- _EXERCISE OBJECTIVE_
Extract each record and reproduce it exactly.

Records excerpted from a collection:
***
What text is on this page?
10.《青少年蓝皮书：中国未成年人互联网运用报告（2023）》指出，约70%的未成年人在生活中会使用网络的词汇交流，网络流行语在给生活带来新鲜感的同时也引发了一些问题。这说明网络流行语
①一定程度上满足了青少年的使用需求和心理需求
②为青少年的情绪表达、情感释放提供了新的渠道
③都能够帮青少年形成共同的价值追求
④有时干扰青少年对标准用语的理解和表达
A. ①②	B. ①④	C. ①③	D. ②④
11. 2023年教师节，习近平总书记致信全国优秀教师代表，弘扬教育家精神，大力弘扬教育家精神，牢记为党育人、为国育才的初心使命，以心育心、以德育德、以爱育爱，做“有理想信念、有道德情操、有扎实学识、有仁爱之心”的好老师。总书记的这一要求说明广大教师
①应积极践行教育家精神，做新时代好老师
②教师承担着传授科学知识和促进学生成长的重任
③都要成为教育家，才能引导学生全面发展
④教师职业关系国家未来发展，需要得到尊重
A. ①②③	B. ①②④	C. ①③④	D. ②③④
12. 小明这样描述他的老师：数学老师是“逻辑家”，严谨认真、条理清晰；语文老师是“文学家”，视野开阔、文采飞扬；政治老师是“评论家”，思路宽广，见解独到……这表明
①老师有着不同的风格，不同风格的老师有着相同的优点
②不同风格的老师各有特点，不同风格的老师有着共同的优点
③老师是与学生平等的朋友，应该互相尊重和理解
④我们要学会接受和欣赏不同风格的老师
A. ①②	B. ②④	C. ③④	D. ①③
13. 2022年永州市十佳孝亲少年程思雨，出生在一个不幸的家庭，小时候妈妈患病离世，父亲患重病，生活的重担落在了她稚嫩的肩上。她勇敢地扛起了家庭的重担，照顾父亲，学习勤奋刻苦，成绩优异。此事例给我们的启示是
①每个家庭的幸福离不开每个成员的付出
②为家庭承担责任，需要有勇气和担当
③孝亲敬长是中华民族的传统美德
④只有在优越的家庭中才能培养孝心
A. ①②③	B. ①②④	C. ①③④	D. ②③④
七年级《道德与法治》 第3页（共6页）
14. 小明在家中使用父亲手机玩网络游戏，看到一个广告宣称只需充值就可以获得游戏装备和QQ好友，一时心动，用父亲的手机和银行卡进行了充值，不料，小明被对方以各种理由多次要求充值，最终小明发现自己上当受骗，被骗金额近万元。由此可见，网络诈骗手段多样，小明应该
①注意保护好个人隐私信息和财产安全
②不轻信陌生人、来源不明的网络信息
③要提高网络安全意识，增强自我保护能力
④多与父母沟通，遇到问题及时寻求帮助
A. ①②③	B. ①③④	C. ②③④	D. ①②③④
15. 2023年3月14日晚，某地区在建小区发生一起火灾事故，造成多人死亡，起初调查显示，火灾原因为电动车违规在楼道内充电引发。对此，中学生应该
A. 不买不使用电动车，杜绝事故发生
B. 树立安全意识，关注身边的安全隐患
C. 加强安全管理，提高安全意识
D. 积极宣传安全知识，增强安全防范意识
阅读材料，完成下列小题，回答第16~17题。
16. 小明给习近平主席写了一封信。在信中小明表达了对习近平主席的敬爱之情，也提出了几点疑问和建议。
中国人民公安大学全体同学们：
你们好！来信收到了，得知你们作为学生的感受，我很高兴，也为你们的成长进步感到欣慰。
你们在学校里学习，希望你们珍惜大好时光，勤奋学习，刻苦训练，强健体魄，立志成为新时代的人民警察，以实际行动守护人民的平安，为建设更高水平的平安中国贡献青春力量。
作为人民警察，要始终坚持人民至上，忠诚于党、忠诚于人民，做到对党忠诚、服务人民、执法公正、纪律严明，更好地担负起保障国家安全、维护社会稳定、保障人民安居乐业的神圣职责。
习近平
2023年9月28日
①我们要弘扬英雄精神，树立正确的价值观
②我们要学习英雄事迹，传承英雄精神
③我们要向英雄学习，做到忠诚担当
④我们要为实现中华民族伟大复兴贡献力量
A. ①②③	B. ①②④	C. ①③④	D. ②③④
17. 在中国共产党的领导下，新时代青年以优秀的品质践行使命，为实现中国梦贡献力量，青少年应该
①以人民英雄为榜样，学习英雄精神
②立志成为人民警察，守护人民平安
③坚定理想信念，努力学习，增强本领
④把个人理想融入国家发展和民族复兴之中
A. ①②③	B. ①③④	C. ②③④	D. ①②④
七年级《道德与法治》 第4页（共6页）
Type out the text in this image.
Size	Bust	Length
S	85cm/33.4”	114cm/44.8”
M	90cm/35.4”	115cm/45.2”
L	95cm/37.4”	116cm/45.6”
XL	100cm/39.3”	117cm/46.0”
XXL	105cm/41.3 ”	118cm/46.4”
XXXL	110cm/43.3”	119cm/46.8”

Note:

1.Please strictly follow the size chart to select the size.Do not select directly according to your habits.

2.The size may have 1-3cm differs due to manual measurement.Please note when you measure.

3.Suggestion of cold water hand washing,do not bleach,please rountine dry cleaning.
***
- _RESULT OF THIS TASK_
What text is on this page?
10.《青少年蓝皮书：中国未成年人互联网运用报告（2023）》指出，约70%的未成年人在生活中会使用网络的词汇交流，网络流行语在给生活带来新鲜感的同时也引发了一些问题。这说明网络流行语
①一定程度上满足了青少年的使用需求和心理需求
②为青少年的情绪表达、情感释放提供了新的渠道
③都能够帮青少年形成共同的价值追求
④有时干扰青少年对标准用语的理解和表达
A. ①②	B. ①④	C. ①③	D. ②④
11. 2023年教师节，习近平总书记致信全国优秀教师代表，弘扬教育家精神，大力弘扬教育家精神，牢记为党育人、为国育才的初心使命，以心育心、以德育德、以爱育爱，做“有理想信念、有道德情操、有扎实学识、有仁爱之心”的好老师。总书记的这一要求说明广大教师
①应积极践行教育家精神，做新时代好老师
②教师承担着传授科学知识和促进学生成长的重任
③都要成为教育家，才能引导学生全面发展
④教师职业关系国家未来发展，需要得到尊重
A. ①②③	B. ①②④	C. ①③④	D. ②③④
12. 小明这样描述他的老师：数学老师是“逻辑家”，严谨认真、条理清晰；语文老师是“文学家”，视野开阔、文采飞扬；政治老师是“评论家”，思路宽广，见解独到……这表明
①老师有着不同的风格，不同风格的老师有着相同的优点
②不同风格的老师各有特点，不同风格的老师有着共同的优点
③老师是与学生平等的朋友，应该互相尊重和理解
④我们要学会接受和欣赏不同风格的老师
A. ①②	B. ②④	C. ③④	D. ①③
13. 2022年永州市十佳孝亲少年程思雨，出生在一个不幸的家庭，小时候妈妈患病离世，父亲患重病，生活的重担落在了她稚嫩的肩上。她勇敢地扛起了家庭的重担，照顾父亲，学习勤奋刻苦，成绩优异。此事例给我们的启示是
①每个家庭的幸福离不开每个成员的付出
②为家庭承担责任，需要有勇气和担当
③孝亲敬长是中华民族的传统美德
④只有在优越的家庭中才能培养孝心
A. ①②③	B. ①②④	C. ①③④	D. ②③④
七年级《道德与法治》 第3页（共6页）
14. 小明在家中使用父亲手机玩网络游戏，看到一个广告宣称只需充值就可以获得游戏装备和QQ好友，一时心动，用父亲的手机和银行卡进行了充值，不料，小明被对方以各种理由多次要求充值，最终小明发现自己上当受骗，被骗金额近万元。由此可见，网络诈骗手段多样，小明应该
①注意保护好个人隐私信息和财产安全
②不轻信陌生人、来源不明的网络信息
③要提高网络安全意识，增强自我保护能力
④多与父母沟通，遇到问题及时寻求帮助
A. ①②③	B. ①③④	C. ②③④	D. ①②③④
15. 2023年3月14日晚，某地区在建小区发生一起火灾事故，造成多人死亡，起初调查显示，火灾原因为电动车违规在楼道内充电引发。对此，中学生应该
A. 不买不使用电动车，杜绝事故发生
B. 树立安全意识，关注身边的安全隐患
C. 加强安全管理，提高安全意识
D. 积极宣传安全知识，增强安全防范意识
阅读材料，完成下列小题，回答第16~17题。
16. 小明给习近平主席写了一封信。在信中小明表达了对习近平主席的敬爱之情，也提出了几点疑问和建议。
中国人民公安大学全体同学们：
你们好！来信收到了，得知你们作为学生的感受，我很高兴，也为你们的成长进步感到欣慰。
你们在学校里学习，希望你们珍惜大好时光，勤奋学习，刻苦训练，强健体魄，立志成为新时代的人民警察，以实际行动守护人民的平安，为建设更高水平的平安中国贡献青春力量。
作为人民警察，要始终坚持人民至上，忠诚于党、忠诚于人民，做到对党忠诚、服务人民、执法公正、纪律严明，更好地担负起保障国家安全、维护社会稳定、保障人民安居乐业的神圣职责。
习近平
2023年9月28日
①我们要弘扬英雄精神，树立正确的价值观
②我们要学习英雄事迹，传承英雄精神
③我们要向英雄学习，做到忠诚担当
④我们要为实现中华民族伟大复兴贡献力量
A. ①②③	B. ①②④	C. ①③④	D. ②③④
17. 在中国共产党的领导下，新时代青年以优秀的品质践行使命，为实现中国梦贡献力量，青少年应该
①以人民英雄为榜样，学习英雄精神
②立志成为人民警察，守护人民平安
③坚定理想信念，努力学习，增强本领
④把个人理想融入国家发展和民族复兴之中
A. ①②③	B. ①③④	C. ②③④	D. ①②④
七年级《道德与法治》 第4页（共6页）
Type out the text in this image.
Size	Bust	Length
S	85cm/33.4”	114cm/44.8”
M	90cm/35.4”	115cm/45.2”
L	95cm/37.4”	116cm/45.6”
XL	100cm/39.3”	117cm/46.0”
XXL	105cm/41.3 ”	118cm/46.4”
XXXL	110cm/43.3”	119cm/46.8”

Note:

1.Please strictly follow the size chart to select the size.Do not select directly according to your habits.

2.The size may have 1-3cm differs due to manual measurement.Please note when you measure.

3.Suggestion of cold water hand washing,do not bleach,please rountine dry cleaning.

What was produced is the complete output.